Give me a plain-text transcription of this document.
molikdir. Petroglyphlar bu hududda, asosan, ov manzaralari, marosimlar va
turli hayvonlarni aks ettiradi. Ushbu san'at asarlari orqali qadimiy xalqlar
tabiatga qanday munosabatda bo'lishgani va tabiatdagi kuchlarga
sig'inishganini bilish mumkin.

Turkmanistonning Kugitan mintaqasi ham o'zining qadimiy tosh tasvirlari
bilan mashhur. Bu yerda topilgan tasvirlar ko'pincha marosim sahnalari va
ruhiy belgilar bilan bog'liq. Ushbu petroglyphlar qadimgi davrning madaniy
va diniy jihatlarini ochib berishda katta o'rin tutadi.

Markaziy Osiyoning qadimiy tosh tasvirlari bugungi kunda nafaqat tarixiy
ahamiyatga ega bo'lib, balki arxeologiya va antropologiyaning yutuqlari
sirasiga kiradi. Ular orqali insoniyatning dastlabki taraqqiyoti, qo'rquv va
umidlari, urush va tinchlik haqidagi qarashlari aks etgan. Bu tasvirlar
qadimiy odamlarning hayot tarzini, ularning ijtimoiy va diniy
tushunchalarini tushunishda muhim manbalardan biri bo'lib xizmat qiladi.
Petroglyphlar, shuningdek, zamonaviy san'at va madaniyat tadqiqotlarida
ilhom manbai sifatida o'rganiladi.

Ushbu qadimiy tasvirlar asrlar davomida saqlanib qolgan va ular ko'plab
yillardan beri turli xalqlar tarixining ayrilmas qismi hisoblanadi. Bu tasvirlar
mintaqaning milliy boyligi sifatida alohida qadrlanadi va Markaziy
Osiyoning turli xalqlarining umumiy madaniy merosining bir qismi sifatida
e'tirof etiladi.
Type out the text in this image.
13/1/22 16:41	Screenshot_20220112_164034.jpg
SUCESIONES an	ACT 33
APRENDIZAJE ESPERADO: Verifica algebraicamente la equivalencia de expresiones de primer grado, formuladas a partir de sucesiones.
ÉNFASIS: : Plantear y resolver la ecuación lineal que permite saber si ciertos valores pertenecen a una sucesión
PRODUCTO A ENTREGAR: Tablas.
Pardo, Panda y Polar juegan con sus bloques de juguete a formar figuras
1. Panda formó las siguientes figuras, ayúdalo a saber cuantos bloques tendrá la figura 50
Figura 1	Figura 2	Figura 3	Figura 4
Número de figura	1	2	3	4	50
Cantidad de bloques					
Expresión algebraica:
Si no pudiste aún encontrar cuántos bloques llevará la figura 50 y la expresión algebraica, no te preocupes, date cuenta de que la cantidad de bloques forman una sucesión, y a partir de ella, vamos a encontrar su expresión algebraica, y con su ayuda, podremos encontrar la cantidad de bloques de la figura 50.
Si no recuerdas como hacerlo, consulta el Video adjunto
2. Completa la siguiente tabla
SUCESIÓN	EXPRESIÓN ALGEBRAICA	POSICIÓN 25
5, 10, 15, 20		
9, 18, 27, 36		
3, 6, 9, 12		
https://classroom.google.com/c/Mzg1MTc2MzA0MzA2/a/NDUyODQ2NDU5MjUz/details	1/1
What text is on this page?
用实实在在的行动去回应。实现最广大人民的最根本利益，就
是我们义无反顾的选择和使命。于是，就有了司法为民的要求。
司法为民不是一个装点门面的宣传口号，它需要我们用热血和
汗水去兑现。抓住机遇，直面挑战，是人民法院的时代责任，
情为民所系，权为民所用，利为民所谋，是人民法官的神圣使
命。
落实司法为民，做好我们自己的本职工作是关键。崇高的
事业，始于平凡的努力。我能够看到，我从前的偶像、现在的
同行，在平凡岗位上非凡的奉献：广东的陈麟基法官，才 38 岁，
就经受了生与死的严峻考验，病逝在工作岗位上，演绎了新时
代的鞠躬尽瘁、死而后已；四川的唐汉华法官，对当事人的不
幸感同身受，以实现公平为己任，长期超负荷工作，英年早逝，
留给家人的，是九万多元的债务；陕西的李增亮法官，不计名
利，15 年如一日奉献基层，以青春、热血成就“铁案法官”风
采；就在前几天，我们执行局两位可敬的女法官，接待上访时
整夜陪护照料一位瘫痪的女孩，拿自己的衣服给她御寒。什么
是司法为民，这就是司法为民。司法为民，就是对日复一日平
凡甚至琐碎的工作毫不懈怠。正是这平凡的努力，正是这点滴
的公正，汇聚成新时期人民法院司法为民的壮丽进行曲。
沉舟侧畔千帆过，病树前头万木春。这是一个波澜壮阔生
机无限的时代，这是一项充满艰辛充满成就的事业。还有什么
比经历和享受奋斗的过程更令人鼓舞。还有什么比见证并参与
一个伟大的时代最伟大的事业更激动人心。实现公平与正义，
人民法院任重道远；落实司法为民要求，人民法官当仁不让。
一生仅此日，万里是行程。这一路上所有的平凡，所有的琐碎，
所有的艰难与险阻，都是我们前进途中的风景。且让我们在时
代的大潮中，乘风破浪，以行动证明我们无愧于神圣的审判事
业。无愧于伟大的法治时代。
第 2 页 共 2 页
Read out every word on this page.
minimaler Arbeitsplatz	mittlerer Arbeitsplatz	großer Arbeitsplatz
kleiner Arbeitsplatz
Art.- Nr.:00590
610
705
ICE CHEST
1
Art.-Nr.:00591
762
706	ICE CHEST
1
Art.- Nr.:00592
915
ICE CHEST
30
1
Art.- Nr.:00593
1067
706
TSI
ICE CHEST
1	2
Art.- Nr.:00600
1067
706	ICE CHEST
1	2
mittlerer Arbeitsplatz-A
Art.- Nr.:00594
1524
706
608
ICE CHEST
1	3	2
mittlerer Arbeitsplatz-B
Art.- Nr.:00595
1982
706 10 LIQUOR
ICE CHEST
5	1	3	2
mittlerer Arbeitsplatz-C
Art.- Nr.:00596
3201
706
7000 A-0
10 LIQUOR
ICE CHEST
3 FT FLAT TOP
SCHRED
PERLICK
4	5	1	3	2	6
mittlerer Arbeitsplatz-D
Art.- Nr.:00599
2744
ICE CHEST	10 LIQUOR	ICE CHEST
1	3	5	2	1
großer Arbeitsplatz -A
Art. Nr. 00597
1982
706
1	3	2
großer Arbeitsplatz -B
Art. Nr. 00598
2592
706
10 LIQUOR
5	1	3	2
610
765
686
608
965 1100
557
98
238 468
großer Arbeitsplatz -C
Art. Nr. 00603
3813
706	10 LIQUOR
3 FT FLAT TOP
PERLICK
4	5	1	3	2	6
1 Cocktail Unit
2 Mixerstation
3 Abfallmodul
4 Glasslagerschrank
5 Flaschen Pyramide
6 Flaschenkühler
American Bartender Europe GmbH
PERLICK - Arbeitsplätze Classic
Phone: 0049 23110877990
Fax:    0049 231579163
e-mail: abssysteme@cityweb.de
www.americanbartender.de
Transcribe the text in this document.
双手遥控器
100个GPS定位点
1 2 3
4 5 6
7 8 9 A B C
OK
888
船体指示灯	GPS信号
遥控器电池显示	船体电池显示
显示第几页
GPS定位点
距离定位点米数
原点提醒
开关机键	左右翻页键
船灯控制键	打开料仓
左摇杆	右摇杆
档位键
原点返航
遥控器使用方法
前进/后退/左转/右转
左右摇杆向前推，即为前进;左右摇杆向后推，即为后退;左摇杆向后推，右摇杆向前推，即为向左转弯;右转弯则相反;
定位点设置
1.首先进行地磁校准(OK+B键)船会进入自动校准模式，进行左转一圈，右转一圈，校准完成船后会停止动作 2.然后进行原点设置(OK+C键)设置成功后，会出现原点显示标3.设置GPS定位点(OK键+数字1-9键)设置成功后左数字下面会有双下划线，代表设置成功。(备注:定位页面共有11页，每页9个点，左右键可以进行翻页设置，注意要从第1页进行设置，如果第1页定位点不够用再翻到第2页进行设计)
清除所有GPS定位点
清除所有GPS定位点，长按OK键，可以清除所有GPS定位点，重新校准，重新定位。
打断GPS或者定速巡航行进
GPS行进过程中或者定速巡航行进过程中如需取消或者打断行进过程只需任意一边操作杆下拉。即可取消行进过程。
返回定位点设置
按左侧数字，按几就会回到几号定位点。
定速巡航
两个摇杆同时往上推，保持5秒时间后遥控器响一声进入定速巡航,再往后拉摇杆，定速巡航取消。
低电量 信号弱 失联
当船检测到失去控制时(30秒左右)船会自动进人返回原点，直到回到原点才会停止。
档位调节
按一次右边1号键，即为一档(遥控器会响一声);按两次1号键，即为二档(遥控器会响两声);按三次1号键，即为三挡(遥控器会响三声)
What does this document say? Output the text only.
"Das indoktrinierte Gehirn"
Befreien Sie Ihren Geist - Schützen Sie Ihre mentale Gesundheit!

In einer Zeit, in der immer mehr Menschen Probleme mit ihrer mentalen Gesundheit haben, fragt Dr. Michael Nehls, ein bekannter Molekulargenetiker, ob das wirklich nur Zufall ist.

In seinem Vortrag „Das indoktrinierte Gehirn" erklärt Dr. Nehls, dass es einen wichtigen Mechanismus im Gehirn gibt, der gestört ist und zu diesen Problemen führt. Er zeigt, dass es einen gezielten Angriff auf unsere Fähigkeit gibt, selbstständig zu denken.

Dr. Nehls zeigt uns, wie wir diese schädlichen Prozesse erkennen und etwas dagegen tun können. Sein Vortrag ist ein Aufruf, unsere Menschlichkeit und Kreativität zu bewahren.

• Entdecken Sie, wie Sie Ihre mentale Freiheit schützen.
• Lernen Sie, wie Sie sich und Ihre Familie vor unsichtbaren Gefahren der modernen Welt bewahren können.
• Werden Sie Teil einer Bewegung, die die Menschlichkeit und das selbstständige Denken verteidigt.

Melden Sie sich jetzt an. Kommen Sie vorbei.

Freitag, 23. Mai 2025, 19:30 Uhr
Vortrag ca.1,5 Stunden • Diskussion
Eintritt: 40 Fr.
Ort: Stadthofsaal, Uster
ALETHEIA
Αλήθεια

**Short problem**
Of the lines in this listing, report how many contain the string "LIQUOR", and give the number only.

**Written answer**
5